--- Begin PROVIDED DATA ---

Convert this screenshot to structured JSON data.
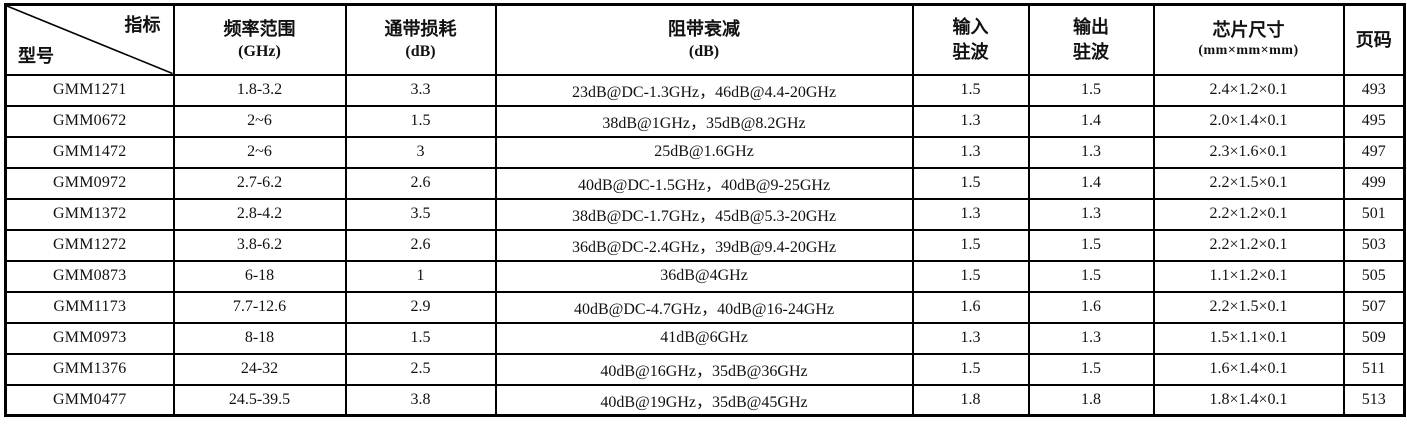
{
  "table": {
    "corner": {
      "top_right": "指标",
      "bottom_left": "型号"
    },
    "columns": [
      {
        "title": "频率范围",
        "subtitle": "(GHz)"
      },
      {
        "title": "通带损耗",
        "subtitle": "(dB)"
      },
      {
        "title": "阻带衰减",
        "subtitle": "(dB)"
      },
      {
        "title": "输入",
        "subtitle": "驻波"
      },
      {
        "title": "输出",
        "subtitle": "驻波"
      },
      {
        "title": "芯片尺寸",
        "subtitle": "(mm×mm×mm)"
      },
      {
        "title": "页码",
        "subtitle": ""
      }
    ],
    "rows": [
      [
        "GMM1271",
        "1.8-3.2",
        "3.3",
        "23dB@DC-1.3GHz，46dB@4.4-20GHz",
        "1.5",
        "1.5",
        "2.4×1.2×0.1",
        "493"
      ],
      [
        "GMM0672",
        "2~6",
        "1.5",
        "38dB@1GHz，35dB@8.2GHz",
        "1.3",
        "1.4",
        "2.0×1.4×0.1",
        "495"
      ],
      [
        "GMM1472",
        "2~6",
        "3",
        "25dB@1.6GHz",
        "1.3",
        "1.3",
        "2.3×1.6×0.1",
        "497"
      ],
      [
        "GMM0972",
        "2.7-6.2",
        "2.6",
        "40dB@DC-1.5GHz，40dB@9-25GHz",
        "1.5",
        "1.4",
        "2.2×1.5×0.1",
        "499"
      ],
      [
        "GMM1372",
        "2.8-4.2",
        "3.5",
        "38dB@DC-1.7GHz，45dB@5.3-20GHz",
        "1.3",
        "1.3",
        "2.2×1.2×0.1",
        "501"
      ],
      [
        "GMM1272",
        "3.8-6.2",
        "2.6",
        "36dB@DC-2.4GHz，39dB@9.4-20GHz",
        "1.5",
        "1.5",
        "2.2×1.2×0.1",
        "503"
      ],
      [
        "GMM0873",
        "6-18",
        "1",
        "36dB@4GHz",
        "1.5",
        "1.5",
        "1.1×1.2×0.1",
        "505"
      ],
      [
        "GMM1173",
        "7.7-12.6",
        "2.9",
        "40dB@DC-4.7GHz，40dB@16-24GHz",
        "1.6",
        "1.6",
        "2.2×1.5×0.1",
        "507"
      ],
      [
        "GMM0973",
        "8-18",
        "1.5",
        "41dB@6GHz",
        "1.3",
        "1.3",
        "1.5×1.1×0.1",
        "509"
      ],
      [
        "GMM1376",
        "24-32",
        "2.5",
        "40dB@16GHz，35dB@36GHz",
        "1.5",
        "1.5",
        "1.6×1.4×0.1",
        "511"
      ],
      [
        "GMM0477",
        "24.5-39.5",
        "3.8",
        "40dB@19GHz，35dB@45GHz",
        "1.8",
        "1.8",
        "1.8×1.4×0.1",
        "513"
      ]
    ],
    "column_names": [
      "model",
      "freq-range",
      "passband-loss",
      "stopband-rejection",
      "input-vswr",
      "output-vswr",
      "chip-size",
      "page-number"
    ]
  },
  "colors": {
    "border": "#000000",
    "text": "#111111",
    "background": "#ffffff"
  }
}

--- End PROVIDED DATA ---

Copy whichever lines in the listing above contain the word "subtitle".

        "subtitle": "(GHz)"
        "subtitle": "(dB)"
        "subtitle": "(dB)"
        "subtitle": "驻波"
        "subtitle": "驻波"
        "subtitle": "(mm×mm×mm)"
        "subtitle": ""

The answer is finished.